* **Exercise details**: Output the lines of the entries below beginning at the one with "Give me a plain-text" and ending with the last, exactly as written and without pictures.

* **Data listing**:
..........
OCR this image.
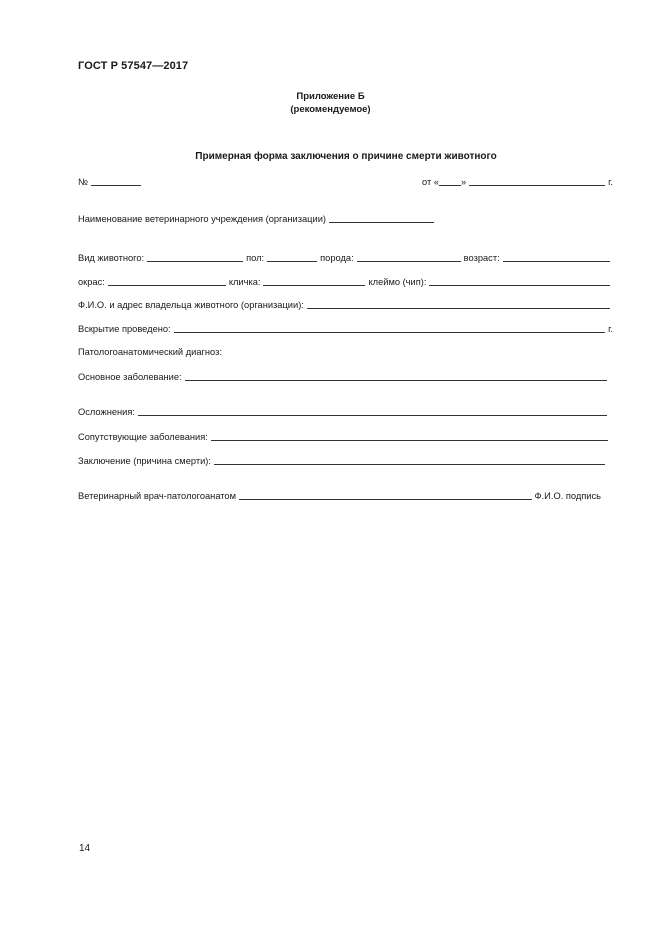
ГОСТ Р 57547—2017
Приложение Б
(рекомендуемое)
Примерная форма заключения о причине смерти животного
№	от « »	г.
Наименование ветеринарного учреждения (организации)
Вид животного:	пол:	порода:	возраст:
окрас:	кличка:	клеймо (чип):
Ф.И.О. и адрес владельца животного (организации):
Вскрытие проведено:	г.
Патологоанатомический диагноз:
Основное заболевание:
Осложнения:
Сопутствующие заболевания:
Заключение (причина смерти):
Ветеринарный врач-патологоанатом	Ф.И.О. подпись
14
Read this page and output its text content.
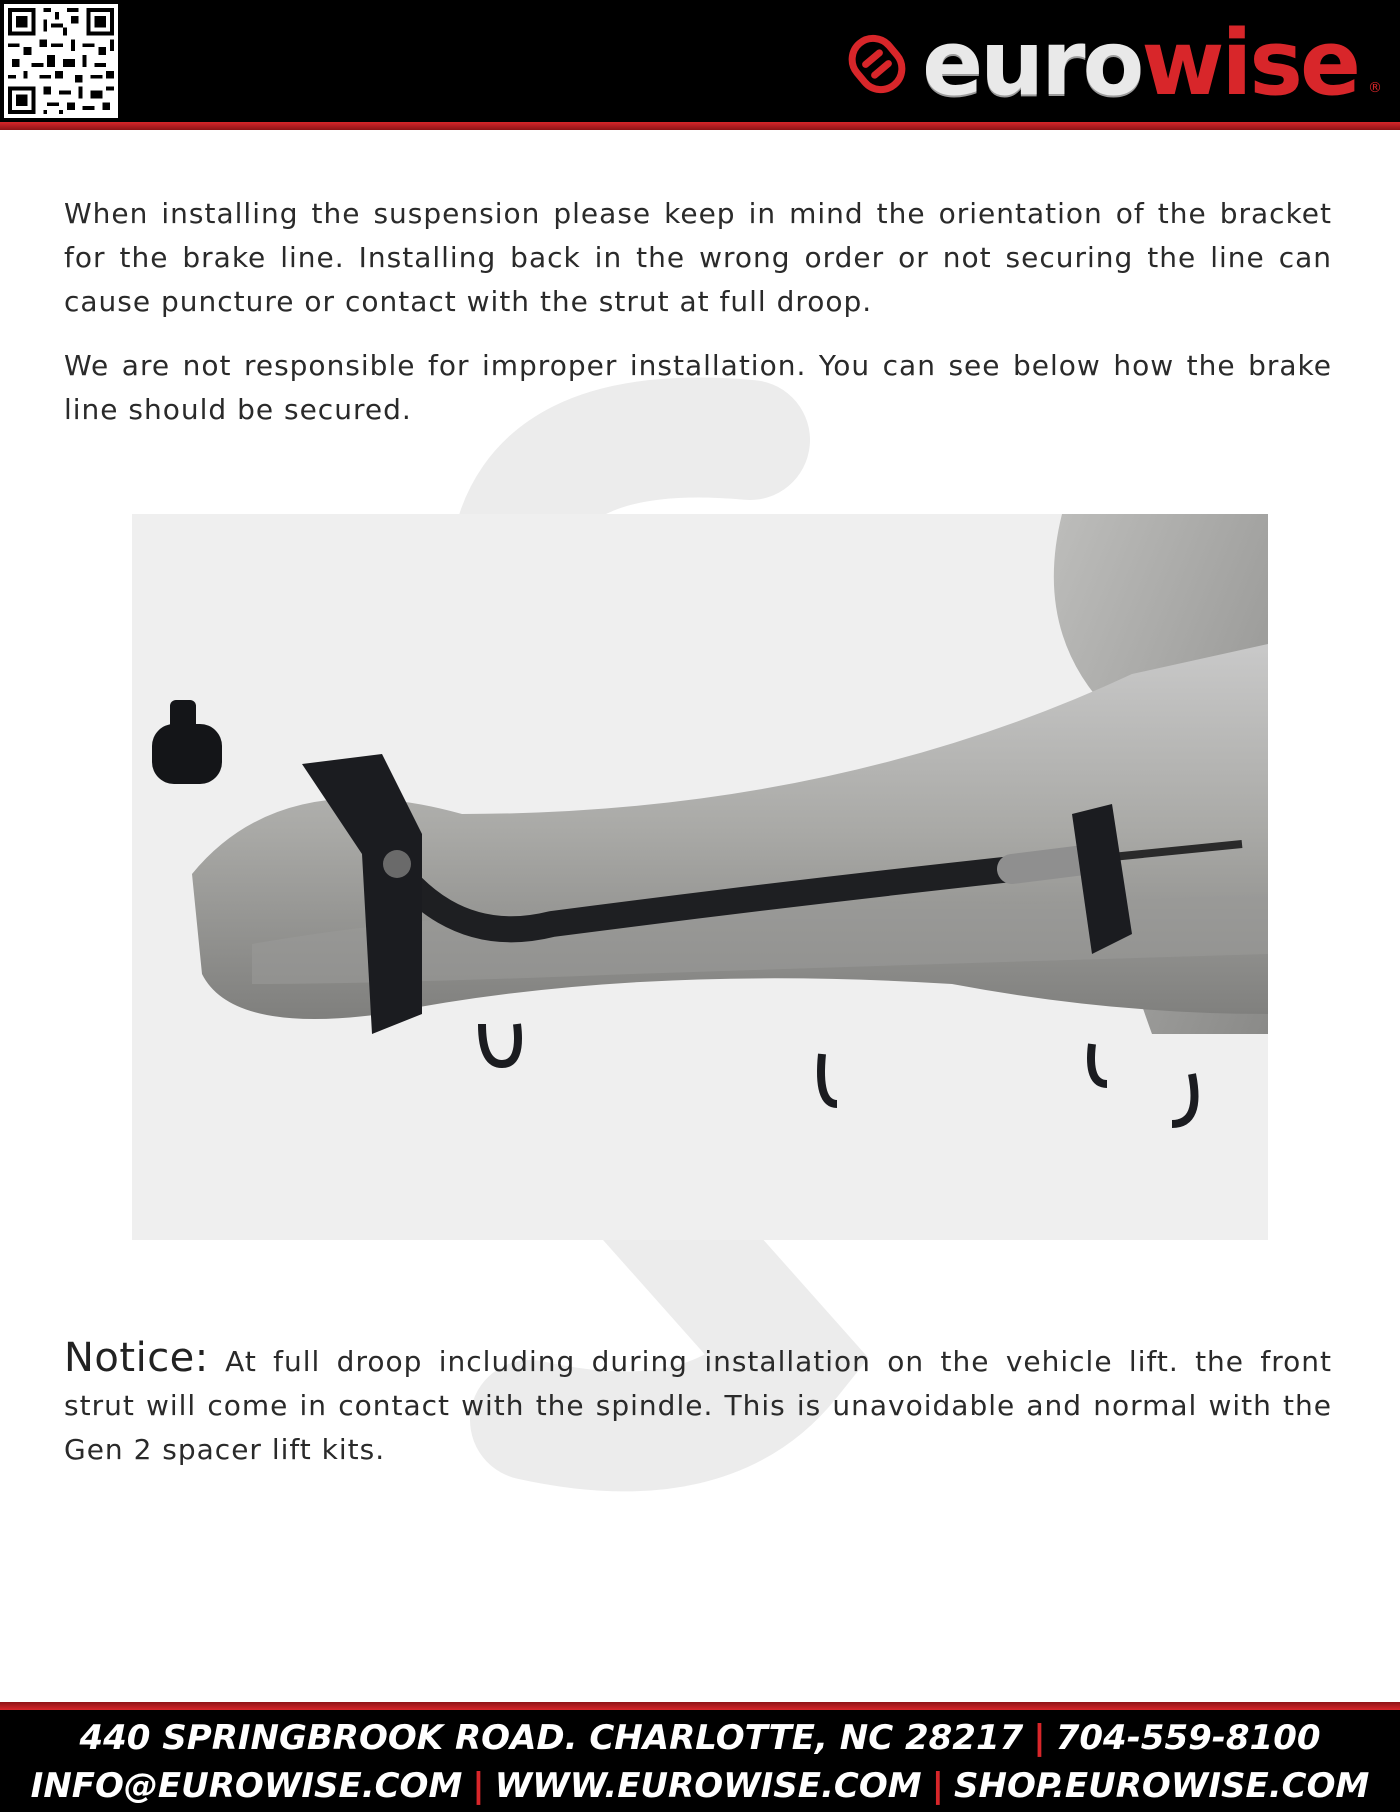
eurowise ®

When installing the suspension please keep in mind the orientation of the bracket for the brake line. Installing back in the wrong order or not securing the line can cause puncture or contact with the strut at full droop.

We are not responsible for improper installation. You can see below how the brake line should be secured.

Notice: At full droop including during installation on the vehicle lift. the front strut will come in contact with the spindle. This is unavoidable and normal with the Gen 2 spacer lift kits.

440 SPRINGBROOK ROAD. CHARLOTTE, NC 28217 | 704-559-8100
INFO@EUROWISE.COM | WWW.EUROWISE.COM | SHOP.EUROWISE.COM
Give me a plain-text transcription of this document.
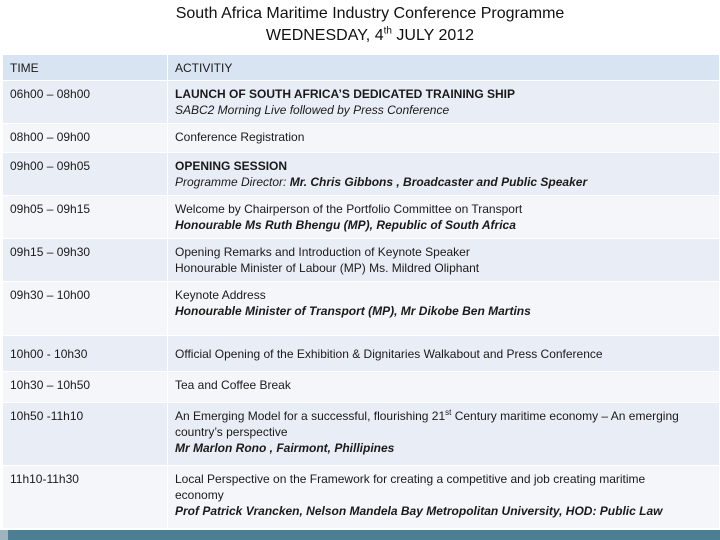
South Africa Maritime Industry Conference Programme
WEDNESDAY, 4th JULY 2012
TIME	ACTIVITIY
06h00 – 08h00	LAUNCH OF SOUTH AFRICA’S DEDICATED TRAINING SHIP
SABC2 Morning Live followed by Press Conference

08h00 – 09h00	Conference Registration

09h00 – 09h05	OPENING SESSION
Programme Director: Mr. Chris Gibbons , Broadcaster and Public Speaker

09h05 – 09h15	Welcome by Chairperson of the Portfolio Committee on Transport
Honourable Ms Ruth Bhengu (MP), Republic of South Africa

09h15 – 09h30	Opening Remarks and Introduction of Keynote Speaker
Honourable Minister of Labour (MP) Ms. Mildred Oliphant

09h30 – 10h00	Keynote Address
Honourable Minister of Transport (MP), Mr Dikobe Ben Martins

10h00 - 10h30	Official Opening of the Exhibition & Dignitaries Walkabout and Press Conference

10h30 – 10h50	Tea and Coffee Break

10h50 -11h10	An Emerging Model for a successful, flourishing 21st Century maritime economy – An emerging
country’s perspective
Mr Marlon Rono , Fairmont, Phillipines

11h10-11h30	Local Perspective on the Framework for creating a competitive and job creating maritime
economy
Prof Patrick Vrancken, Nelson Mandela Bay Metropolitan University, HOD: Public Law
..........
* **Solved exercise**:
Give me a plain-text transcription of this document.
South Africa Maritime Industry Conference Programme
WEDNESDAY, 4th JULY 2012
TIME	ACTIVITIY
06h00 – 08h00	LAUNCH OF SOUTH AFRICA’S DEDICATED TRAINING SHIP
SABC2 Morning Live followed by Press Conference

08h00 – 09h00	Conference Registration

09h00 – 09h05	OPENING SESSION
Programme Director: Mr. Chris Gibbons , Broadcaster and Public Speaker

09h05 – 09h15	Welcome by Chairperson of the Portfolio Committee on Transport
Honourable Ms Ruth Bhengu (MP), Republic of South Africa

09h15 – 09h30	Opening Remarks and Introduction of Keynote Speaker
Honourable Minister of Labour (MP) Ms. Mildred Oliphant

09h30 – 10h00	Keynote Address
Honourable Minister of Transport (MP), Mr Dikobe Ben Martins

10h00 - 10h30	Official Opening of the Exhibition & Dignitaries Walkabout and Press Conference

10h30 – 10h50	Tea and Coffee Break

10h50 -11h10	An Emerging Model for a successful, flourishing 21st Century maritime economy – An emerging
country’s perspective
Mr Marlon Rono , Fairmont, Phillipines

11h10-11h30	Local Perspective on the Framework for creating a competitive and job creating maritime
economy
Prof Patrick Vrancken, Nelson Mandela Bay Metropolitan University, HOD: Public Law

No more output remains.